━━━ Texte ━━━

Zurich: L’Opus Dei dans le collimateur de la Paulus Akademie (080592)

«Sainte, immuable et immortelle  »

Zurich, 8mai(APIC) L’Opus Dei, l’oeuvre catholique controversée dont le

fondateur, Josemaria Escriva de Balaguer, va être béatifié le 17 mai en

grande pompe et en présence de près de 150’000 pèlerins rassemblés sur la

Place St-Pierre, était jeudi soir dans la collimateur de la «Paulus Akademie» à Zurich, une association financée entres autres par la Commission

centrale catholique romaine. A cette occasion, Peter Hertel, un journaliste

allemand connu pour ses critiques de l’Opus Dei, a donné une conférence intitulée «L’Opus Dei – la véritable Eglise?»

A l’inverse de l’Eglise, qui évolue constamment, le renouvellement

n’existe pas pour l’Opus Dei, affirme Peter Hertel. La fondation de cette

oeuvre était pour Josemaria Escriva de Balaguer un acte surnaturel, voulu

par Dieu pour sauver l’Eglise. L’organisation de l’oeuvre a été codifiée

dans ses moindres détails et n’a depuis lors plus changé, poursuit-il.

«Troupe de choc de Dieu ou sainte mafia?»

Avant la conférence de P. Hertel, l’Académie avait présenté lors d’une

conférence de presse un ouvrage collectif sur l’Opus Dei, dont elle est

l’éditrice: «Opus Dei: Troupe de choc de Dieu ou sainte mafia?», publié par

le «NZN Buchverlag». Dans cet ouvrage en allemand, issu d’un colloque tenu

à Zurich en 1990, Peter Hertel dévoile des documents de l’Opus Dei jamais

rendus publics jusqu’ici.

Le journaliste allemand, dans son exposé, a d’abord parlé du devoir de

maintenir le secret, réglé dans les moindres détails, pour ce qui concerne

les écrits de l’Opus Dei. «Ils doivent être tenus sous clé dans le bureau

du directeur et ne doivent pas quitter le centre». Lors d’un déménagement,

ils doivent être transportés dans une serviette ou une mallette «conçues

spécialement à cet usage et qu’un directeur emporte toujours», affirme

Peter Hertel.

Lors de la conférence de presse, il a présenté des documents de l’Oeuvre

en sa possession «qui contiennent des descriptions détaillées sur le recrutement et l’endoctrinement des jeunes, la stricte séparation des hommes et

des femmes, l’index des livres interdits, la confession et les exercices de

mortification, du devoir de recruter de nouveaux membres, de la création de

fondations ou d’autres organismes pour se procurer des moyens financiers».

━━━

> Consigne 1
Indiquez si chacune des affirmations suivantes concorde avec l'article sur l'Opus Dei, en répondant par oui ou par non et en citant les mots de l'article qui tranchent. (a) Le fondateur de l'Opus Dei doit être béatifié le 17 mai. (b) L'ouvrage collectif présenté par l'Académie est paru en français. (c) Selon Peter Hertel, les écrits de l'Opus Dei doivent être gardés sous clé dans le bureau du directeur.
> Consigne 2
Rédigez la suite de l'article sur l'Opus Dei, à partir de sa dernière phrase.

━━━ Données fournies ━━━

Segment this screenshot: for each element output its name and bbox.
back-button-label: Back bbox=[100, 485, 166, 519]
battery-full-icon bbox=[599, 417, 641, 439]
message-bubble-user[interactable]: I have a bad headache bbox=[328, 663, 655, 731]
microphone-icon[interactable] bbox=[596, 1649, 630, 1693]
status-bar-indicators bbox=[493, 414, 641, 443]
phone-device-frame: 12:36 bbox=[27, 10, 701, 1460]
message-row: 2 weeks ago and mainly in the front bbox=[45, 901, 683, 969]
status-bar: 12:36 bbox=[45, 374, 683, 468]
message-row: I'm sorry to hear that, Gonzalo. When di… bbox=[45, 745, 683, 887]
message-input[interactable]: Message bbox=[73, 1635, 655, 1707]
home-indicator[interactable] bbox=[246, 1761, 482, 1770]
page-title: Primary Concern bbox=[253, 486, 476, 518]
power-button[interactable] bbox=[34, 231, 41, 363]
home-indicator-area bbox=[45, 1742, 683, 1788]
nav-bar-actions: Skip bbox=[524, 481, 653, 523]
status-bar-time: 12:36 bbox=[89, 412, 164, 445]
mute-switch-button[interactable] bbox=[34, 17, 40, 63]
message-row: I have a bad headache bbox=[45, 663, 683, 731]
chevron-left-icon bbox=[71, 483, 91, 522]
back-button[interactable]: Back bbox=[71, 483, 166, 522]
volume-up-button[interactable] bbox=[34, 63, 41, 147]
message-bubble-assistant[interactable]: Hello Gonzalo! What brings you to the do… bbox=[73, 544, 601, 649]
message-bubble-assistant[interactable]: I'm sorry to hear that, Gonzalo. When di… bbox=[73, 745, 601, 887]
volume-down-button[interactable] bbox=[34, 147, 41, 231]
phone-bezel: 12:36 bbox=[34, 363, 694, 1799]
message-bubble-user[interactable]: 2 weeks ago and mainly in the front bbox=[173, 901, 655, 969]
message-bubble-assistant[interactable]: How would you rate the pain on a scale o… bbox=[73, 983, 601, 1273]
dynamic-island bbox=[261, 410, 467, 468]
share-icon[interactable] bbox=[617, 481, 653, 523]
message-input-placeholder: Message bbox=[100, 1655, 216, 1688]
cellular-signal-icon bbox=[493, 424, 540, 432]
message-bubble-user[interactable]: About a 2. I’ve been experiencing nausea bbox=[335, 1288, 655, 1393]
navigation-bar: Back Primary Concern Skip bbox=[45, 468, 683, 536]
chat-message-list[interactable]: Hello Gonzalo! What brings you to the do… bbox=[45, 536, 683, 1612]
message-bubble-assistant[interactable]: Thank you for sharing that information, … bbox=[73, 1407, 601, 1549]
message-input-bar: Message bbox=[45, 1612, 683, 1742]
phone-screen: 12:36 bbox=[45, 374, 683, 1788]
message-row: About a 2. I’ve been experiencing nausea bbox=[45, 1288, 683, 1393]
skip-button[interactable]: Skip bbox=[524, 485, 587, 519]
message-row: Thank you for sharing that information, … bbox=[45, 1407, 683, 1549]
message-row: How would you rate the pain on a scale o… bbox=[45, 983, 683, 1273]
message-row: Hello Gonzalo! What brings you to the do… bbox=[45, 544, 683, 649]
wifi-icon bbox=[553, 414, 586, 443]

━━━

> Réponse 1
(a) Oui : « va être béatifié le 17 mai ».
(b) Non : « Dans cet ouvrage en allemand ».
(c) Oui : « Ils doivent être tenus sous clé dans le bureau du directeur ».

> Réponse 2
Il était en possession de divers documents internes comme «Esprit et usages

pieux», «Règles internes d’administration», la revue interne «Cuadernos»,

deux «vademecum» ainsi qu’un «caeremoniale», un document interne dans lequel on trouve par exemple des instructions détaillées concernant l’examen

de conscience.

Protestation du directeur du bureau d’information de l’Opus Dei

Lors de la conférence de presse, le directeur du bureau d’information de

l’Opus Dei à Zurich, Beat Müller, s’est fermement élevé contre la publication de ces documents. Il a expliqué que la non publication de ces écrits

sert la protection de la sphère intime et privée des membres de l’Opus Dei.

Peter Hertel souligne aussi la pratique courante, au sein de l’Opus Dei,

dans un but de sanctification, de la mortification par la discipline ou par

le port du cilice. Il révèle l’existence d’un index interdisant certains

livres aux membres de l’Oeuvre et l’obligation de se confesser uniquement à

un prêtre de l’Opus Dei. Il ressort toujours, affirme-t-il, lors de témoignages d’anciens membres, qu’ils ont été menacé des peines de l’enfer à

l’occasion de leur sortie de l’Oeuvre.

Pour le journaliste allemand, Mgr Escriva se considérait comme un instrument de Dieu et, selon lui, Dieu lui-même était le fondateur de l’Oeuvre. Selon le journal interne «Cronica», l’Oeuvre est d’ailleurs déclarée

«sainte, immuable et immortelle», attributs qui ne s’appliquent autrement

qu’à l’Eglise. La fondation a été pour Mgr Escriva un acte de grâce surnaturelle. Ainsi la branche féminine de l’Oeuvre lui aurait été imposée contre son gré, «par le Christ lui-même». P. Hertel rappelle à ce propos les

«Règles internes d’administration» qui définissent une stricte séparation

des hommes et des femmes. Ne doivent apparaître que les femmes qui servent

les hommes à table, qui portent un uniforme et une coiffure stricte. Ces

auxiliaires n’ont pas de formation académique.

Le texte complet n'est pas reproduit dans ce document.